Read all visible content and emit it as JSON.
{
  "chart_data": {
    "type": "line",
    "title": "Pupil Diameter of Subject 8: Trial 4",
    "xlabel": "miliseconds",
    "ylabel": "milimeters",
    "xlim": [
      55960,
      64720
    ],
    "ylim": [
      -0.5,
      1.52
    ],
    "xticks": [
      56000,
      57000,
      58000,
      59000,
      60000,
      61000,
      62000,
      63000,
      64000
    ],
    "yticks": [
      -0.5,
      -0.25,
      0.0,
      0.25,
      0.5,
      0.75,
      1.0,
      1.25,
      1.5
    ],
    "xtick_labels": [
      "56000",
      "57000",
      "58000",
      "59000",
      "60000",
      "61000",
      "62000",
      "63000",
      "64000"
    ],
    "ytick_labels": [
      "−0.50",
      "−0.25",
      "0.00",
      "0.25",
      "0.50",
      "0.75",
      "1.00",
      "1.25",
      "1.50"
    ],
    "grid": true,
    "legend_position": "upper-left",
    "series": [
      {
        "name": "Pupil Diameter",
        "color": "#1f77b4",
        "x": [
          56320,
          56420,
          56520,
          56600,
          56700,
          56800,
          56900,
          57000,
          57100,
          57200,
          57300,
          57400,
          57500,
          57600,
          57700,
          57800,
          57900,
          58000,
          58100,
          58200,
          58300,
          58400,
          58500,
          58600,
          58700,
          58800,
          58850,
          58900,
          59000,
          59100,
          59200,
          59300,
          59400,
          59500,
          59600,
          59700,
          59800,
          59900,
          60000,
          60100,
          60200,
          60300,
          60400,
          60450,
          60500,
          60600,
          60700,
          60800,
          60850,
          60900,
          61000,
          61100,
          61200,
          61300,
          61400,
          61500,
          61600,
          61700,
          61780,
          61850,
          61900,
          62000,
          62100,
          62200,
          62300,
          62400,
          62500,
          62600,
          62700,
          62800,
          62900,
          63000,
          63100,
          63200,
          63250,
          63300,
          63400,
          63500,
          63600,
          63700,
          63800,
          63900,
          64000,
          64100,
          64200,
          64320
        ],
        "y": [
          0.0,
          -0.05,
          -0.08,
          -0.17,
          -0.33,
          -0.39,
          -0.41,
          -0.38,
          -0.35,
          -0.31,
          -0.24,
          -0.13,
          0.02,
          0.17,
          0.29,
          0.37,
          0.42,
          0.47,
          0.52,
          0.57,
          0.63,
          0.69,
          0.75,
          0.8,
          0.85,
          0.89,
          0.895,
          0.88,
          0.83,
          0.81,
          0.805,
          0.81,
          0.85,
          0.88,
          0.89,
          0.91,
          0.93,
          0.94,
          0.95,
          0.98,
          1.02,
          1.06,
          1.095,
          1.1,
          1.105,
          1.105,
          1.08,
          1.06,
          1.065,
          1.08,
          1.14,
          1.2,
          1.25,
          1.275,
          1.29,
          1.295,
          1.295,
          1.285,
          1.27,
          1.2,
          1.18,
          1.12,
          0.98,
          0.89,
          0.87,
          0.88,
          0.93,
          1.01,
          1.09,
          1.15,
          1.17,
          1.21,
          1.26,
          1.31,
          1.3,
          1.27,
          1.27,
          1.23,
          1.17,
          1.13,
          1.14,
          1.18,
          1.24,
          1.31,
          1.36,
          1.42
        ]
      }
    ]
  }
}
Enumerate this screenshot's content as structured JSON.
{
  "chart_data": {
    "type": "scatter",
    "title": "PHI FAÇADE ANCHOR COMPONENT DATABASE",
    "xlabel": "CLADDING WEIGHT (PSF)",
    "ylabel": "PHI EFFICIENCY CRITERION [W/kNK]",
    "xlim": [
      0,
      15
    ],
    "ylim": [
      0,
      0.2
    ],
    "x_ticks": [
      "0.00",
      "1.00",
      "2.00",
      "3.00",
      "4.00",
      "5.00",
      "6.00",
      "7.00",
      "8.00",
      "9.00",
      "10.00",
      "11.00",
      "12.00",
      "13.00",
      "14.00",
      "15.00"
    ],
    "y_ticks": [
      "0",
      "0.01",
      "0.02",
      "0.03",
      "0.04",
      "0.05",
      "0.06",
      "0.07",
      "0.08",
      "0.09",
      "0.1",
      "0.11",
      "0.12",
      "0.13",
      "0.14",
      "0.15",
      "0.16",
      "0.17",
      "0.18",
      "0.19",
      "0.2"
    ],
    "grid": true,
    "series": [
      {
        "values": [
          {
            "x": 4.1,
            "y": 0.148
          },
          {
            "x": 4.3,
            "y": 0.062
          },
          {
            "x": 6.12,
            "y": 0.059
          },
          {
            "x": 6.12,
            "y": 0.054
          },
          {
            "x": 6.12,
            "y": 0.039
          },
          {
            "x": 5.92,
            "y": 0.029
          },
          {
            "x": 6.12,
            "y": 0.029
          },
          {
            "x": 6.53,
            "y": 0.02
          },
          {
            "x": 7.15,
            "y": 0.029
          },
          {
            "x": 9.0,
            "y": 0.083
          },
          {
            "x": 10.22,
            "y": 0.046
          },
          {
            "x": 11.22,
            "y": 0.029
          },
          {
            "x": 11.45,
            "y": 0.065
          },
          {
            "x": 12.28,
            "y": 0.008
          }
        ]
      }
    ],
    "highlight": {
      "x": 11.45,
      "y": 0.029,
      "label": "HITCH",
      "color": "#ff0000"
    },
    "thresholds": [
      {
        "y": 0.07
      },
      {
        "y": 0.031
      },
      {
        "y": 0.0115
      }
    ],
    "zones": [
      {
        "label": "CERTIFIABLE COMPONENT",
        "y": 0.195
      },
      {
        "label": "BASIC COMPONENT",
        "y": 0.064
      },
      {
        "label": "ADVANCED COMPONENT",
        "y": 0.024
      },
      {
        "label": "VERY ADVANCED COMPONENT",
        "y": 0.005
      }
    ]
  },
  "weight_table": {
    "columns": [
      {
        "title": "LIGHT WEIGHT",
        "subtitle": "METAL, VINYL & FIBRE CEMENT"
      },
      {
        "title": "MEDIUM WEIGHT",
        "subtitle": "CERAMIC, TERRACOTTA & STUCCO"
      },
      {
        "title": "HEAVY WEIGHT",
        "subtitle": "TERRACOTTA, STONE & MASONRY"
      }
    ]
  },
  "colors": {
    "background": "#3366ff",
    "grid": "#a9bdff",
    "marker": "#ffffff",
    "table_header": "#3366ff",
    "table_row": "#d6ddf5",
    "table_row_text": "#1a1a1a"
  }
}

——————

→ Set problem: Please repeat all the records above exactly as they appear.

→ Exercise output:
Read all visible content and emit it as JSON.
{
  "chart_data": {
    "type": "line",
    "title": "Pupil Diameter of Subject 8: Trial 4",
    "xlabel": "miliseconds",
    "ylabel": "milimeters",
    "xlim": [
      55960,
      64720
    ],
    "ylim": [
      -0.5,
      1.52
    ],
    "xticks": [
      56000,
      57000,
      58000,
      59000,
      60000,
      61000,
      62000,
      63000,
      64000
    ],
    "yticks": [
      -0.5,
      -0.25,
      0.0,
      0.25,
      0.5,
      0.75,
      1.0,
      1.25,
      1.5
    ],
    "xtick_labels": [
      "56000",
      "57000",
      "58000",
      "59000",
      "60000",
      "61000",
      "62000",
      "63000",
      "64000"
    ],
    "ytick_labels": [
      "−0.50",
      "−0.25",
      "0.00",
      "0.25",
      "0.50",
      "0.75",
      "1.00",
      "1.25",
      "1.50"
    ],
    "grid": true,
    "legend_position": "upper-left",
    "series": [
      {
        "name": "Pupil Diameter",
        "color": "#1f77b4",
        "x": [
          56320,
          56420,
          56520,
          56600,
          56700,
          56800,
          56900,
          57000,
          57100,
          57200,
          57300,
          57400,
          57500,
          57600,
          57700,
          57800,
          57900,
          58000,
          58100,
          58200,
          58300,
          58400,
          58500,
          58600,
          58700,
          58800,
          58850,
          58900,
          59000,
          59100,
          59200,
          59300,
          59400,
          59500,
          59600,
          59700,
          59800,
          59900,
          60000,
          60100,
          60200,
          60300,
          60400,
          60450,
          60500,
          60600,
          60700,
          60800,
          60850,
          60900,
          61000,
          61100,
          61200,
          61300,
          61400,
          61500,
          61600,
          61700,
          61780,
          61850,
          61900,
          62000,
          62100,
          62200,
          62300,
          62400,
          62500,
          62600,
          62700,
          62800,
          62900,
          63000,
          63100,
          63200,
          63250,
          63300,
          63400,
          63500,
          63600,
          63700,
          63800,
          63900,
          64000,
          64100,
          64200,
          64320
        ],
        "y": [
          0.0,
          -0.05,
          -0.08,
          -0.17,
          -0.33,
          -0.39,
          -0.41,
          -0.38,
          -0.35,
          -0.31,
          -0.24,
          -0.13,
          0.02,
          0.17,
          0.29,
          0.37,
          0.42,
          0.47,
          0.52,
          0.57,
          0.63,
          0.69,
          0.75,
          0.8,
          0.85,
          0.89,
          0.895,
          0.88,
          0.83,
          0.81,
          0.805,
          0.81,
          0.85,
          0.88,
          0.89,
          0.91,
          0.93,
          0.94,
          0.95,
          0.98,
          1.02,
          1.06,
          1.095,
          1.1,
          1.105,
          1.105,
          1.08,
          1.06,
          1.065,
          1.08,
          1.14,
          1.2,
          1.25,
          1.275,
          1.29,
          1.295,
          1.295,
          1.285,
          1.27,
          1.2,
          1.18,
          1.12,
          0.98,
          0.89,
          0.87,
          0.88,
          0.93,
          1.01,
          1.09,
          1.15,
          1.17,
          1.21,
          1.26,
          1.31,
          1.3,
          1.27,
          1.27,
          1.23,
          1.17,
          1.13,
          1.14,
          1.18,
          1.24,
          1.31,
          1.36,
          1.42
        ]
      }
    ]
  }
}
Enumerate this screenshot's content as structured JSON.
{
  "chart_data": {
    "type": "scatter",
    "title": "PHI FAÇADE ANCHOR COMPONENT DATABASE",
    "xlabel": "CLADDING WEIGHT (PSF)",
    "ylabel": "PHI EFFICIENCY CRITERION [W/kNK]",
    "xlim": [
      0,
      15
    ],
    "ylim": [
      0,
      0.2
    ],
    "x_ticks": [
      "0.00",
      "1.00",
      "2.00",
      "3.00",
      "4.00",
      "5.00",
      "6.00",
      "7.00",
      "8.00",
      "9.00",
      "10.00",
      "11.00",
      "12.00",
      "13.00",
      "14.00",
      "15.00"
    ],
    "y_ticks": [
      "0",
      "0.01",
      "0.02",
      "0.03",
      "0.04",
      "0.05",
      "0.06",
      "0.07",
      "0.08",
      "0.09",
      "0.1",
      "0.11",
      "0.12",
      "0.13",
      "0.14",
      "0.15",
      "0.16",
      "0.17",
      "0.18",
      "0.19",
      "0.2"
    ],
    "grid": true,
    "series": [
      {
        "values": [
          {
            "x": 4.1,
            "y": 0.148
          },
          {
            "x": 4.3,
            "y": 0.062
          },
          {
            "x": 6.12,
            "y": 0.059
          },
          {
            "x": 6.12,
            "y": 0.054
          },
          {
            "x": 6.12,
            "y": 0.039
          },
          {
            "x": 5.92,
            "y": 0.029
          },
          {
            "x": 6.12,
            "y": 0.029
          },
          {
            "x": 6.53,
            "y": 0.02
          },
          {
            "x": 7.15,
            "y": 0.029
          },
          {
            "x": 9.0,
            "y": 0.083
          },
          {
            "x": 10.22,
            "y": 0.046
          },
          {
            "x": 11.22,
            "y": 0.029
          },
          {
            "x": 11.45,
            "y": 0.065
          },
          {
            "x": 12.28,
            "y": 0.008
          }
        ]
      }
    ],
    "highlight": {
      "x": 11.45,
      "y": 0.029,
      "label": "HITCH",
      "color": "#ff0000"
    },
    "thresholds": [
      {
        "y": 0.07
      },
      {
        "y": 0.031
      },
      {
        "y": 0.0115
      }
    ],
    "zones": [
      {
        "label": "CERTIFIABLE COMPONENT",
        "y": 0.195
      },
      {
        "label": "BASIC COMPONENT",
        "y": 0.064
      },
      {
        "label": "ADVANCED COMPONENT",
        "y": 0.024
      },
      {
        "label": "VERY ADVANCED COMPONENT",
        "y": 0.005
      }
    ]
  },
  "weight_table": {
    "columns": [
      {
        "title": "LIGHT WEIGHT",
        "subtitle": "METAL, VINYL & FIBRE CEMENT"
      },
      {
        "title": "MEDIUM WEIGHT",
        "subtitle": "CERAMIC, TERRACOTTA & STUCCO"
      },
      {
        "title": "HEAVY WEIGHT",
        "subtitle": "TERRACOTTA, STONE & MASONRY"
      }
    ]
  },
  "colors": {
    "background": "#3366ff",
    "grid": "#a9bdff",
    "marker": "#ffffff",
    "table_header": "#3366ff",
    "table_row": "#d6ddf5",
    "table_row_text": "#1a1a1a"
  }
}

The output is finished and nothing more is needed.